[Figure dataset records]
::::

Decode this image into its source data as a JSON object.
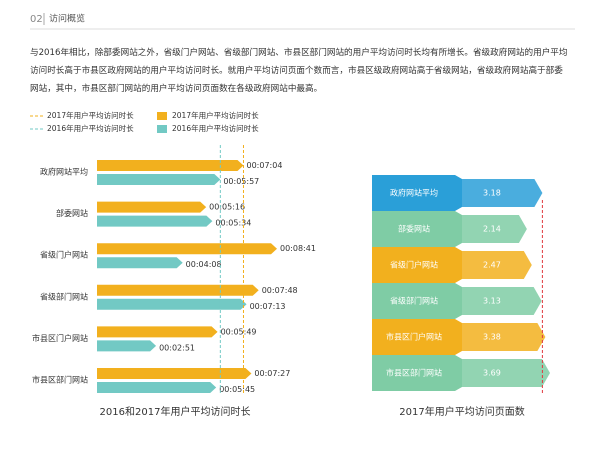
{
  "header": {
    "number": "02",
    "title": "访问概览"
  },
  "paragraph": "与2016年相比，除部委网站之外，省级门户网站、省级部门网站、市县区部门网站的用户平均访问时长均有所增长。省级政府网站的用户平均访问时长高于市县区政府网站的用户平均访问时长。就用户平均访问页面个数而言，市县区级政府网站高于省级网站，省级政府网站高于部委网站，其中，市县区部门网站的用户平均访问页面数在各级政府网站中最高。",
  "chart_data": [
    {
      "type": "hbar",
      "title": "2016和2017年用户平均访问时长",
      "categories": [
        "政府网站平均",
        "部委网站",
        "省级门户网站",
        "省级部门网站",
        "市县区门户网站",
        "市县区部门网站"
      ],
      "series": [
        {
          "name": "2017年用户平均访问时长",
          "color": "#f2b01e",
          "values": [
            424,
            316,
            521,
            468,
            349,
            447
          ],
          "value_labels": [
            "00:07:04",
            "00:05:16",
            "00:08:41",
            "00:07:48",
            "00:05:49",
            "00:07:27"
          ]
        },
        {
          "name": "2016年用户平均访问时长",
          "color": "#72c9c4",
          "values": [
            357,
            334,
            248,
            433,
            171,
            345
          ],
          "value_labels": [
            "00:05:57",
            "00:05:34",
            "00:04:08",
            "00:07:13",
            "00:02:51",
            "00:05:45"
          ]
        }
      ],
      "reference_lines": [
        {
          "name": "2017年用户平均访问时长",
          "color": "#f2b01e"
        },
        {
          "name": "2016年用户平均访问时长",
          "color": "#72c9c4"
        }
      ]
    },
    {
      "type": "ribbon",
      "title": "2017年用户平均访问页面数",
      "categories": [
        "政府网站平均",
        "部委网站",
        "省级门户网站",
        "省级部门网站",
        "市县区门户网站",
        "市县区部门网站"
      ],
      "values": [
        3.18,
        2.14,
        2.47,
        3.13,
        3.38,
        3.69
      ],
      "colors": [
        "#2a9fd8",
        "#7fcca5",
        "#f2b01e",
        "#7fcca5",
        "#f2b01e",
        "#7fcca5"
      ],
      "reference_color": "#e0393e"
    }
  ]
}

::::

— INSTRUCTIONS FOR THE TASK —
Give every record back exactly as it reads, with no images.

— THE REPLY —
Decode this image into its source data as a JSON object.
{
  "header": {
    "number": "02",
    "title": "访问概览"
  },
  "paragraph": "与2016年相比，除部委网站之外，省级门户网站、省级部门网站、市县区部门网站的用户平均访问时长均有所增长。省级政府网站的用户平均访问时长高于市县区政府网站的用户平均访问时长。就用户平均访问页面个数而言，市县区级政府网站高于省级网站，省级政府网站高于部委网站，其中，市县区部门网站的用户平均访问页面数在各级政府网站中最高。",
  "chart_data": [
    {
      "type": "hbar",
      "title": "2016和2017年用户平均访问时长",
      "categories": [
        "政府网站平均",
        "部委网站",
        "省级门户网站",
        "省级部门网站",
        "市县区门户网站",
        "市县区部门网站"
      ],
      "series": [
        {
          "name": "2017年用户平均访问时长",
          "color": "#f2b01e",
          "values": [
            424,
            316,
            521,
            468,
            349,
            447
          ],
          "value_labels": [
            "00:07:04",
            "00:05:16",
            "00:08:41",
            "00:07:48",
            "00:05:49",
            "00:07:27"
          ]
        },
        {
          "name": "2016年用户平均访问时长",
          "color": "#72c9c4",
          "values": [
            357,
            334,
            248,
            433,
            171,
            345
          ],
          "value_labels": [
            "00:05:57",
            "00:05:34",
            "00:04:08",
            "00:07:13",
            "00:02:51",
            "00:05:45"
          ]
        }
      ],
      "reference_lines": [
        {
          "name": "2017年用户平均访问时长",
          "color": "#f2b01e"
        },
        {
          "name": "2016年用户平均访问时长",
          "color": "#72c9c4"
        }
      ]
    },
    {
      "type": "ribbon",
      "title": "2017年用户平均访问页面数",
      "categories": [
        "政府网站平均",
        "部委网站",
        "省级门户网站",
        "省级部门网站",
        "市县区门户网站",
        "市县区部门网站"
      ],
      "values": [
        3.18,
        2.14,
        2.47,
        3.13,
        3.38,
        3.69
      ],
      "colors": [
        "#2a9fd8",
        "#7fcca5",
        "#f2b01e",
        "#7fcca5",
        "#f2b01e",
        "#7fcca5"
      ],
      "reference_color": "#e0393e"
    }
  ]
}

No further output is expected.